* **Dataset**:
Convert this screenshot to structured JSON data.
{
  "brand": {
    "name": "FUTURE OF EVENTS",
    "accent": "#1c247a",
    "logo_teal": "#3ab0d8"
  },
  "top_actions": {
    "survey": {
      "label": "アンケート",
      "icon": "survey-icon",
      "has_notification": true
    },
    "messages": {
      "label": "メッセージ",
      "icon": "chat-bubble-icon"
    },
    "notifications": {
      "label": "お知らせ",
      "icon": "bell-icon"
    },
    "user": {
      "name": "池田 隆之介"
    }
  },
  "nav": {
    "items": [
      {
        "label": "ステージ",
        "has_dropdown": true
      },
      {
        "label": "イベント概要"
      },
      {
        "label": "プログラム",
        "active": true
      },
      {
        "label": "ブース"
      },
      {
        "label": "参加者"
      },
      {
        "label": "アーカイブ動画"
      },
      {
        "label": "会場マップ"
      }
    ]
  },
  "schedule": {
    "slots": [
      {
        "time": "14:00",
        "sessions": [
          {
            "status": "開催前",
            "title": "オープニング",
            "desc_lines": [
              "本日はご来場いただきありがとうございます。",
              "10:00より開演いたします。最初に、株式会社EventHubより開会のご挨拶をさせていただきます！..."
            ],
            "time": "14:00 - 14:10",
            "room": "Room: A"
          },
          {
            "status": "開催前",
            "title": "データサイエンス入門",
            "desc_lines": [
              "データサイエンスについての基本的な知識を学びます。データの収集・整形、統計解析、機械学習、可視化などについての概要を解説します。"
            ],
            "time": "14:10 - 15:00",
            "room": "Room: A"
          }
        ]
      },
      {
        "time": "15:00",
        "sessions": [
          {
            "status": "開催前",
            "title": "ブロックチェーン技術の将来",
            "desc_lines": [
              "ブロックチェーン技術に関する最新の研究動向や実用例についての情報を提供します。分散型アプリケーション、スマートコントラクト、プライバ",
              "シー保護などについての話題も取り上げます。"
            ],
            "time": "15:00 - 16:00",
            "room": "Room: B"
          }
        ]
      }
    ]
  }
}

* **Work to be completed**:
Transcribe the data. Leave every line exactly as it is.

* **Result of this task**:
Convert this screenshot to structured JSON data.
{
  "brand": {
    "name": "FUTURE OF EVENTS",
    "accent": "#1c247a",
    "logo_teal": "#3ab0d8"
  },
  "top_actions": {
    "survey": {
      "label": "アンケート",
      "icon": "survey-icon",
      "has_notification": true
    },
    "messages": {
      "label": "メッセージ",
      "icon": "chat-bubble-icon"
    },
    "notifications": {
      "label": "お知らせ",
      "icon": "bell-icon"
    },
    "user": {
      "name": "池田 隆之介"
    }
  },
  "nav": {
    "items": [
      {
        "label": "ステージ",
        "has_dropdown": true
      },
      {
        "label": "イベント概要"
      },
      {
        "label": "プログラム",
        "active": true
      },
      {
        "label": "ブース"
      },
      {
        "label": "参加者"
      },
      {
        "label": "アーカイブ動画"
      },
      {
        "label": "会場マップ"
      }
    ]
  },
  "schedule": {
    "slots": [
      {
        "time": "14:00",
        "sessions": [
          {
            "status": "開催前",
            "title": "オープニング",
            "desc_lines": [
              "本日はご来場いただきありがとうございます。",
              "10:00より開演いたします。最初に、株式会社EventHubより開会のご挨拶をさせていただきます！..."
            ],
            "time": "14:00 - 14:10",
            "room": "Room: A"
          },
          {
            "status": "開催前",
            "title": "データサイエンス入門",
            "desc_lines": [
              "データサイエンスについての基本的な知識を学びます。データの収集・整形、統計解析、機械学習、可視化などについての概要を解説します。"
            ],
            "time": "14:10 - 15:00",
            "room": "Room: A"
          }
        ]
      },
      {
        "time": "15:00",
        "sessions": [
          {
            "status": "開催前",
            "title": "ブロックチェーン技術の将来",
            "desc_lines": [
              "ブロックチェーン技術に関する最新の研究動向や実用例についての情報を提供します。分散型アプリケーション、スマートコントラクト、プライバ",
              "シー保護などについての話題も取り上げます。"
            ],
            "time": "15:00 - 16:00",
            "room": "Room: B"
          }
        ]
      }
    ]
  }
}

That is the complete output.